*ATTIVITÀ RICHIESTA A*
Riscriva in forma di elenco puntato, più sintetico, il paragrafo dell'articolo sull'udienza rinviata a Lecce che comincia con «LECCE – La giustizia è ripartita», conservandone i fatti principali.
*ATTIVITÀ RICHIESTA B*
Riprenda l'articolo sull'udienza rinviata a Lecce e lo prosegua a partire dall'ultima frase riportata.

*ESTRATTO DELLA PAGINA*
● ● ● ● ●

LECCE – La giustizia è ripartita seppur in affanno e con numeri più che dimezzati. E tra i processi in calendario ogni giorno non sono pochi i casi ad essere rinviati anche seduta stante spesso per difficoltà organizzative legate alla gestione delle videoconferenze a disposizione del Dap. Come accaduto questa mattina nel Palazzo di Giustizia di viale De Pietro dove erano fissati più processi tanto da sembrare una giornata pre-lockdown soprattutto nel piano terra. Tutto ha funzionato? Non proprio. Per problemi nei collegamenti il giudice per l’udienza preliminare Cinzia Vergine è stata costretta ad alzare bandiera bianca e a rinviare un’udienza preliminare avviata dopo un’inchiesta su una presunta organizzazione dedita al favoreggiamento dell’immigrazione clandestina.
E per l’occasione era anche arrivato un magistrato in servizio presso la Dna. Da un’aula all’altra. Dal piano terra, all’aula Cappuccilli, al quarto piano. Impegno e spostamenti inutili. Assembramenti inutili. La connessione da remoto non funzionava. In particolare con il carcere romano di Regina Coeli dove era collegato uno degli imputati detenuti. Altri collegamenti con alcuni avvocati in videoconferenza, invece, funzionavano a singhiozzo. Le postazioni per gli avvocati presenti scarseggiavano. E non è stato possibile neppure fare intervenire qualche tecnico per cause poco chiare. Così avvocati, imputati a piede libero, magistrati (era presente anche il pm della Dda di Lecce Carmen Ruggiero) hanno atteso che l’udienza potesse iniziare. Invano. Il giudice Cinzia Vergine, correttamente, ha dato atto che non vi fossero le garanzie e ha compilato un verbale di udienza prendendo atto dell’impossibilità a garantire un corretto contraddittorio tra le parti. L’udienza è stata aggiornata all’8 giugno. Tempi ristretti anche perché alcuni imputati sono detenuti. Rimane però lo sconforto tra gli avvocati del collegio difensivo rappresentato, tra gli altri, dagli avvocati Giuseppe Bonsegna, Giuseppe Milli, Alessandro Gueli, Gianvito Lillo, Sondra Pranzo e Daniela D’Amuri.

● ● ● ● ●

Voci di dati:
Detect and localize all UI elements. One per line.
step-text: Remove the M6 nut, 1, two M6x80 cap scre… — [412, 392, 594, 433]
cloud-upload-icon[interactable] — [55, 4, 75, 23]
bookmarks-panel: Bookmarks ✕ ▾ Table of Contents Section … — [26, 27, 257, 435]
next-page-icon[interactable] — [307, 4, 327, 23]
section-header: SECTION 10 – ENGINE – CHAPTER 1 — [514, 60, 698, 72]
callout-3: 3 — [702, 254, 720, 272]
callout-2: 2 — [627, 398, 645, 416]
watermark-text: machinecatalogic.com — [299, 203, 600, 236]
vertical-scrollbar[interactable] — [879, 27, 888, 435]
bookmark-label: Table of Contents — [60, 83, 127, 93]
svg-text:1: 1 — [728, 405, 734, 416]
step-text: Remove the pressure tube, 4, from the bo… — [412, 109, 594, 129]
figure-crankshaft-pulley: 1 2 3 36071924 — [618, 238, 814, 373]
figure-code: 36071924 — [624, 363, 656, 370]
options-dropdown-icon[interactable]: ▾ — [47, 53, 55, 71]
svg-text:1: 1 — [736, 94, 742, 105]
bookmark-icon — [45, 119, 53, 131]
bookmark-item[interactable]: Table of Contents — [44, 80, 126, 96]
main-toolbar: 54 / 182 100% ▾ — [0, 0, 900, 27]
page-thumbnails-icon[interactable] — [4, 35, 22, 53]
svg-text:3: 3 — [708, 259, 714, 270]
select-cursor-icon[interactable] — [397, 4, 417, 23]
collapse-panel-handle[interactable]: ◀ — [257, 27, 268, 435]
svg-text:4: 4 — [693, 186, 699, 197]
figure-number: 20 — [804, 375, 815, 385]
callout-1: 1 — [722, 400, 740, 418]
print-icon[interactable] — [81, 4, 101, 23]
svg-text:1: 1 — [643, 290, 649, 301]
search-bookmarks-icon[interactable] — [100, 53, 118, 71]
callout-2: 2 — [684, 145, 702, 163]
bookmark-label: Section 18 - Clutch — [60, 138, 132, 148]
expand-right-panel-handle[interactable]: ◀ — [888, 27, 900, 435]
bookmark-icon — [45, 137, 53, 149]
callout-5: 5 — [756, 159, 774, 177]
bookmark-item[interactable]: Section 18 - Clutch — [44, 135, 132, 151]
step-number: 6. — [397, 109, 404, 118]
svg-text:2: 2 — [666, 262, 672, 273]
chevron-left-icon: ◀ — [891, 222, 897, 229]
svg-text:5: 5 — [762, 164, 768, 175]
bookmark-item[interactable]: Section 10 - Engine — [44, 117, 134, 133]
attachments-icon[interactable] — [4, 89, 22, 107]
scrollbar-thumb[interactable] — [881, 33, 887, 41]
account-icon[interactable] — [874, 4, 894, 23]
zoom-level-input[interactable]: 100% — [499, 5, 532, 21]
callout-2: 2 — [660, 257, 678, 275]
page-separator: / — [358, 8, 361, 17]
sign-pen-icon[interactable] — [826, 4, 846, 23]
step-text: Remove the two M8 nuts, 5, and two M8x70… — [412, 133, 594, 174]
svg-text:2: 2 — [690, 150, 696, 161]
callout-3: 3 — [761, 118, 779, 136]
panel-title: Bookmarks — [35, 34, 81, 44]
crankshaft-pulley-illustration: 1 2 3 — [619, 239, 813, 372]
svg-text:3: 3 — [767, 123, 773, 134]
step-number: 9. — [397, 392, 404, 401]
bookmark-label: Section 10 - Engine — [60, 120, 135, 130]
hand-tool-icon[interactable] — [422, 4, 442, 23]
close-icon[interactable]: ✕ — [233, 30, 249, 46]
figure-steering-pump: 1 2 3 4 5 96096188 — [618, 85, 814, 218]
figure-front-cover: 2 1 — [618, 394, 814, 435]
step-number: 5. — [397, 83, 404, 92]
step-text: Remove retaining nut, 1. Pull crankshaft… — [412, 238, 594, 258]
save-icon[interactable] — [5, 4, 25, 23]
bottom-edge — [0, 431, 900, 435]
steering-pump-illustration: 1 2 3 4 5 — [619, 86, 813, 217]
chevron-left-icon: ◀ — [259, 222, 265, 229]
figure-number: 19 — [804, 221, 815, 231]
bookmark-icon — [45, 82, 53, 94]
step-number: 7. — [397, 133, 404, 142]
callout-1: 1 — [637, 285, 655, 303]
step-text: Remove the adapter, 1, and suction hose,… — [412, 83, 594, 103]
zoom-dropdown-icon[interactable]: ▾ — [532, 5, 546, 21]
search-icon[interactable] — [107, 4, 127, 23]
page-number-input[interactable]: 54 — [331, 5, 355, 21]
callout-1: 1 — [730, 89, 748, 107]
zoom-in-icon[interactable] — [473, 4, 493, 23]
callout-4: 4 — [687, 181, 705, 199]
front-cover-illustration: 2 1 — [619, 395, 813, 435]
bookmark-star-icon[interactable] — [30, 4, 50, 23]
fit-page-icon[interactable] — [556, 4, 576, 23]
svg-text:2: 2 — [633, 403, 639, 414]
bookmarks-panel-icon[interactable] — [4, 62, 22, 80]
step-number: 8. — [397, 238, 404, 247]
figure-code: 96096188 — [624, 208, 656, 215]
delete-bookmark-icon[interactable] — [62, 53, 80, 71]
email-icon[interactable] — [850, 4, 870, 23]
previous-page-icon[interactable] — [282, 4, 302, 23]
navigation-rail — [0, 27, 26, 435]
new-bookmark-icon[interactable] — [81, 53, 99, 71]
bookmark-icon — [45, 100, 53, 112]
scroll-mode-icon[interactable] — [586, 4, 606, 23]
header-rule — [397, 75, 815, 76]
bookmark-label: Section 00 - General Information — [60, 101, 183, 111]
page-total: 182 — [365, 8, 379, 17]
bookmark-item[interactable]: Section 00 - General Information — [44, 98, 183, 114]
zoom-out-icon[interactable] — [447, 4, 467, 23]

● ● ● ● ●

*RISPOSTA SCRITTA A*
- A Lecce la giustizia è ripartita, ma in affanno e con numeri più che dimezzati.
- Non pochi processi in calendario vengono rinviati, anche seduta stante, spesso per difficoltà organizzative nella gestione delle videoconferenze a disposizione del Dap.
- Questa mattina, nel Palazzo di Giustizia di viale De Pietro, erano fissati più processi, tanto da sembrare una giornata pre-lockdown, soprattutto al piano terra.
- Per problemi nei collegamenti, il giudice per l'udienza preliminare Cinzia Vergine ha dovuto rinviare un'udienza preliminare avviata dopo un'inchiesta su una presunta organizzazione dedita al favoreggiamento dell'immigrazione clandestina.

*RISPOSTA SCRITTA B*
A margine una constatazione quasi scontata di chi rischia di vedere il bicchiere mezzo pieno e mezzo vuoto in questa fase di transizione. Il Governo ha puntato tanto sul processo da remoto salvo poi una sollevazione di molti avvocati che ne hanno ristretto l’utilizzo ma l’organizzazione non riesce ad assicurare il corretto funzionamento dei collegamenti allungando ancora di più i tempi della giustizia già compressa dall’emergenza Coronavirus.